=== Problem to work on ===
Retype the material word for word.

++++ Supplied data ++++

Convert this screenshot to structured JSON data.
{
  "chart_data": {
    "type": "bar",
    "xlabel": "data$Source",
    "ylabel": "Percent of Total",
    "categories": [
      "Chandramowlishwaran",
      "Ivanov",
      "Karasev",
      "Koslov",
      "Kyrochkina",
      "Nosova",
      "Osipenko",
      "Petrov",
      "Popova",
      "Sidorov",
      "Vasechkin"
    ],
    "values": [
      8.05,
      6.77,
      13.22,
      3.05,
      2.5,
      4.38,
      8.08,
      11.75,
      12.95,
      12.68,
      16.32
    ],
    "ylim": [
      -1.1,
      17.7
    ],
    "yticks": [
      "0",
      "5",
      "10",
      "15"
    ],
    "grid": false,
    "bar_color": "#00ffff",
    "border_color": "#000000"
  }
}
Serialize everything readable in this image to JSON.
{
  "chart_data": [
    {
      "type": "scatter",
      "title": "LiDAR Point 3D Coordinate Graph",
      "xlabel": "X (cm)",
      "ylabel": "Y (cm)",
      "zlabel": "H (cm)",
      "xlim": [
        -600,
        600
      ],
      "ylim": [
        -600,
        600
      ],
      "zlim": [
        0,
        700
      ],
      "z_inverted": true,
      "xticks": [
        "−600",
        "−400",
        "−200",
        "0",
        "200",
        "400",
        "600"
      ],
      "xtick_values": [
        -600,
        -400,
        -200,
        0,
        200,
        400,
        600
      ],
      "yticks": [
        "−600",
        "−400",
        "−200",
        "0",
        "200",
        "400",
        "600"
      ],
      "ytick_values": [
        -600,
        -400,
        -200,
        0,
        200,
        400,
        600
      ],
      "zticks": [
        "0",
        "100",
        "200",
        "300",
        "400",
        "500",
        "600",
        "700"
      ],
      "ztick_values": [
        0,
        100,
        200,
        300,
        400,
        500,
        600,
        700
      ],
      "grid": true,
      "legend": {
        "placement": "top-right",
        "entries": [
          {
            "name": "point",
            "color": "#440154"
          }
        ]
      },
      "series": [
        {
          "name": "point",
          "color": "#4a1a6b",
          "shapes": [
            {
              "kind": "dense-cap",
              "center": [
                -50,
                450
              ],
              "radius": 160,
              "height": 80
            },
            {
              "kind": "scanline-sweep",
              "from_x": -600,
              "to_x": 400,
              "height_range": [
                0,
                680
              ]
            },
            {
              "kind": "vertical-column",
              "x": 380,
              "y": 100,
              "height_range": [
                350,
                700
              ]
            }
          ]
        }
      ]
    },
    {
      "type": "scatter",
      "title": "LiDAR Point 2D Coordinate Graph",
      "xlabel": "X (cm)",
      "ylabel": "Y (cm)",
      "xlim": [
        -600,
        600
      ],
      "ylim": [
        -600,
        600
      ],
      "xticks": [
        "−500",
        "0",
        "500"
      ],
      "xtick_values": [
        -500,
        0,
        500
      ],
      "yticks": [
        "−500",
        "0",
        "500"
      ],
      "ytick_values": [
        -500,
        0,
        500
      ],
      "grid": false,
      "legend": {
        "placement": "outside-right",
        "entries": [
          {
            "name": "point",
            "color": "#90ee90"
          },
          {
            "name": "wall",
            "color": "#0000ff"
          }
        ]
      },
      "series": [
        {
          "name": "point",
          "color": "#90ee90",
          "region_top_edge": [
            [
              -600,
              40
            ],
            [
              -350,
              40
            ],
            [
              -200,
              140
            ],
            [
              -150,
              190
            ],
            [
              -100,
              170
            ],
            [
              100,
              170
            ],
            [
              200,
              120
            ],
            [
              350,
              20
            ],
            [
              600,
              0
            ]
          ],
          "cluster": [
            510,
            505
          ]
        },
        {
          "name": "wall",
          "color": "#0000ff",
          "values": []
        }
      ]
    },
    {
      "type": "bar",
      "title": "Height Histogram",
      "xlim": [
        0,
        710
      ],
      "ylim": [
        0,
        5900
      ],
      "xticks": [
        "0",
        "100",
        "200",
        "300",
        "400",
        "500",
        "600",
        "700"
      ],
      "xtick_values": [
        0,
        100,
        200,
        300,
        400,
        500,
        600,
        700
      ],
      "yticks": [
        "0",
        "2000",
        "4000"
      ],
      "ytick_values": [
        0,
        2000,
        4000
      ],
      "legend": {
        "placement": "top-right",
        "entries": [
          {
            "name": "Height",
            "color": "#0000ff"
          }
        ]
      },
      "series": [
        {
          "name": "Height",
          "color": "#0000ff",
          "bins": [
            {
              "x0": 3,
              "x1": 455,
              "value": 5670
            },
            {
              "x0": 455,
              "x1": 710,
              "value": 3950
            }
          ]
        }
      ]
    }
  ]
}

++++

=== Expected answer ===
Convert this screenshot to structured JSON data.
{
  "chart_data": {
    "type": "bar",
    "xlabel": "data$Source",
    "ylabel": "Percent of Total",
    "categories": [
      "Chandramowlishwaran",
      "Ivanov",
      "Karasev",
      "Koslov",
      "Kyrochkina",
      "Nosova",
      "Osipenko",
      "Petrov",
      "Popova",
      "Sidorov",
      "Vasechkin"
    ],
    "values": [
      8.05,
      6.77,
      13.22,
      3.05,
      2.5,
      4.38,
      8.08,
      11.75,
      12.95,
      12.68,
      16.32
    ],
    "ylim": [
      -1.1,
      17.7
    ],
    "yticks": [
      "0",
      "5",
      "10",
      "15"
    ],
    "grid": false,
    "bar_color": "#00ffff",
    "border_color": "#000000"
  }
}
Serialize everything readable in this image to JSON.
{
  "chart_data": [
    {
      "type": "scatter",
      "title": "LiDAR Point 3D Coordinate Graph",
      "xlabel": "X (cm)",
      "ylabel": "Y (cm)",
      "zlabel": "H (cm)",
      "xlim": [
        -600,
        600
      ],
      "ylim": [
        -600,
        600
      ],
      "zlim": [
        0,
        700
      ],
      "z_inverted": true,
      "xticks": [
        "−600",
        "−400",
        "−200",
        "0",
        "200",
        "400",
        "600"
      ],
      "xtick_values": [
        -600,
        -400,
        -200,
        0,
        200,
        400,
        600
      ],
      "yticks": [
        "−600",
        "−400",
        "−200",
        "0",
        "200",
        "400",
        "600"
      ],
      "ytick_values": [
        -600,
        -400,
        -200,
        0,
        200,
        400,
        600
      ],
      "zticks": [
        "0",
        "100",
        "200",
        "300",
        "400",
        "500",
        "600",
        "700"
      ],
      "ztick_values": [
        0,
        100,
        200,
        300,
        400,
        500,
        600,
        700
      ],
      "grid": true,
      "legend": {
        "placement": "top-right",
        "entries": [
          {
            "name": "point",
            "color": "#440154"
          }
        ]
      },
      "series": [
        {
          "name": "point",
          "color": "#4a1a6b",
          "shapes": [
            {
              "kind": "dense-cap",
              "center": [
                -50,
                450
              ],
              "radius": 160,
              "height": 80
            },
            {
              "kind": "scanline-sweep",
              "from_x": -600,
              "to_x": 400,
              "height_range": [
                0,
                680
              ]
            },
            {
              "kind": "vertical-column",
              "x": 380,
              "y": 100,
              "height_range": [
                350,
                700
              ]
            }
          ]
        }
      ]
    },
    {
      "type": "scatter",
      "title": "LiDAR Point 2D Coordinate Graph",
      "xlabel": "X (cm)",
      "ylabel": "Y (cm)",
      "xlim": [
        -600,
        600
      ],
      "ylim": [
        -600,
        600
      ],
      "xticks": [
        "−500",
        "0",
        "500"
      ],
      "xtick_values": [
        -500,
        0,
        500
      ],
      "yticks": [
        "−500",
        "0",
        "500"
      ],
      "ytick_values": [
        -500,
        0,
        500
      ],
      "grid": false,
      "legend": {
        "placement": "outside-right",
        "entries": [
          {
            "name": "point",
            "color": "#90ee90"
          },
          {
            "name": "wall",
            "color": "#0000ff"
          }
        ]
      },
      "series": [
        {
          "name": "point",
          "color": "#90ee90",
          "region_top_edge": [
            [
              -600,
              40
            ],
            [
              -350,
              40
            ],
            [
              -200,
              140
            ],
            [
              -150,
              190
            ],
            [
              -100,
              170
            ],
            [
              100,
              170
            ],
            [
              200,
              120
            ],
            [
              350,
              20
            ],
            [
              600,
              0
            ]
          ],
          "cluster": [
            510,
            505
          ]
        },
        {
          "name": "wall",
          "color": "#0000ff",
          "values": []
        }
      ]
    },
    {
      "type": "bar",
      "title": "Height Histogram",
      "xlim": [
        0,
        710
      ],
      "ylim": [
        0,
        5900
      ],
      "xticks": [
        "0",
        "100",
        "200",
        "300",
        "400",
        "500",
        "600",
        "700"
      ],
      "xtick_values": [
        0,
        100,
        200,
        300,
        400,
        500,
        600,
        700
      ],
      "yticks": [
        "0",
        "2000",
        "4000"
      ],
      "ytick_values": [
        0,
        2000,
        4000
      ],
      "legend": {
        "placement": "top-right",
        "entries": [
          {
            "name": "Height",
            "color": "#0000ff"
          }
        ]
      },
      "series": [
        {
          "name": "Height",
          "color": "#0000ff",
          "bins": [
            {
              "x0": 3,
              "x1": 455,
              "value": 5670
            },
            {
              "x0": 455,
              "x1": 710,
              "value": 3950
            }
          ]
        }
      ]
    }
  ]
}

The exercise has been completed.